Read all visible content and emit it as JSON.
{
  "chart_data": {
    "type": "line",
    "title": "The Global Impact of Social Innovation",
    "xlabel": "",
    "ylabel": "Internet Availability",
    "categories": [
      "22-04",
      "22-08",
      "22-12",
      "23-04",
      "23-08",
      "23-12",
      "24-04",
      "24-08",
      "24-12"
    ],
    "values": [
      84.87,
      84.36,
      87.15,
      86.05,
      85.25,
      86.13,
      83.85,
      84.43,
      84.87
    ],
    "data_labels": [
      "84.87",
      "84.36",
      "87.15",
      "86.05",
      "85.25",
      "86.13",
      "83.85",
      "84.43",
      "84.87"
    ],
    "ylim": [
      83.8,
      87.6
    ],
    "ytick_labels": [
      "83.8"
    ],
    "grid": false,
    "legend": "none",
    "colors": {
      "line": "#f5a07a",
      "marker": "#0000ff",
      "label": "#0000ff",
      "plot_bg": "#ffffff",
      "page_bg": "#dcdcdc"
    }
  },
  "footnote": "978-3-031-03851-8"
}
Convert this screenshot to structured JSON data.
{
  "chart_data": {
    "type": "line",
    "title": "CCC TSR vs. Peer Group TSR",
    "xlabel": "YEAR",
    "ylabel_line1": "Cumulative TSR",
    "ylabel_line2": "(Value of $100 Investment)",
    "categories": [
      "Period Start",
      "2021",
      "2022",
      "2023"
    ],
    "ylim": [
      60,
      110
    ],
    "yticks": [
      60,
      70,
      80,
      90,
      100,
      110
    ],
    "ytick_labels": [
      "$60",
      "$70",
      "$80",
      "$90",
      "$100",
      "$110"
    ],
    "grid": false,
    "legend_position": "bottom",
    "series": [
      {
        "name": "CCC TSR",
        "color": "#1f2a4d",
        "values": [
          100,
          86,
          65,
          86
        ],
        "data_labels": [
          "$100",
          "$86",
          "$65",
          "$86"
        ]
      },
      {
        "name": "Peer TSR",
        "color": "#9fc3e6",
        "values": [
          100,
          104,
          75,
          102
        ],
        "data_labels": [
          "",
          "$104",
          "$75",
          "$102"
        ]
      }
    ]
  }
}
※
| WORK TO DO |
Retype the entries one by one, exactly.

| CORRECT RESULT |
Read all visible content and emit it as JSON.
{
  "chart_data": {
    "type": "line",
    "title": "The Global Impact of Social Innovation",
    "xlabel": "",
    "ylabel": "Internet Availability",
    "categories": [
      "22-04",
      "22-08",
      "22-12",
      "23-04",
      "23-08",
      "23-12",
      "24-04",
      "24-08",
      "24-12"
    ],
    "values": [
      84.87,
      84.36,
      87.15,
      86.05,
      85.25,
      86.13,
      83.85,
      84.43,
      84.87
    ],
    "data_labels": [
      "84.87",
      "84.36",
      "87.15",
      "86.05",
      "85.25",
      "86.13",
      "83.85",
      "84.43",
      "84.87"
    ],
    "ylim": [
      83.8,
      87.6
    ],
    "ytick_labels": [
      "83.8"
    ],
    "grid": false,
    "legend": "none",
    "colors": {
      "line": "#f5a07a",
      "marker": "#0000ff",
      "label": "#0000ff",
      "plot_bg": "#ffffff",
      "page_bg": "#dcdcdc"
    }
  },
  "footnote": "978-3-031-03851-8"
}
Convert this screenshot to structured JSON data.
{
  "chart_data": {
    "type": "line",
    "title": "CCC TSR vs. Peer Group TSR",
    "xlabel": "YEAR",
    "ylabel_line1": "Cumulative TSR",
    "ylabel_line2": "(Value of $100 Investment)",
    "categories": [
      "Period Start",
      "2021",
      "2022",
      "2023"
    ],
    "ylim": [
      60,
      110
    ],
    "yticks": [
      60,
      70,
      80,
      90,
      100,
      110
    ],
    "ytick_labels": [
      "$60",
      "$70",
      "$80",
      "$90",
      "$100",
      "$110"
    ],
    "grid": false,
    "legend_position": "bottom",
    "series": [
      {
        "name": "CCC TSR",
        "color": "#1f2a4d",
        "values": [
          100,
          86,
          65,
          86
        ],
        "data_labels": [
          "$100",
          "$86",
          "$65",
          "$86"
        ]
      },
      {
        "name": "Peer TSR",
        "color": "#9fc3e6",
        "values": [
          100,
          104,
          75,
          102
        ],
        "data_labels": [
          "",
          "$104",
          "$75",
          "$102"
        ]
      }
    ]
  }
}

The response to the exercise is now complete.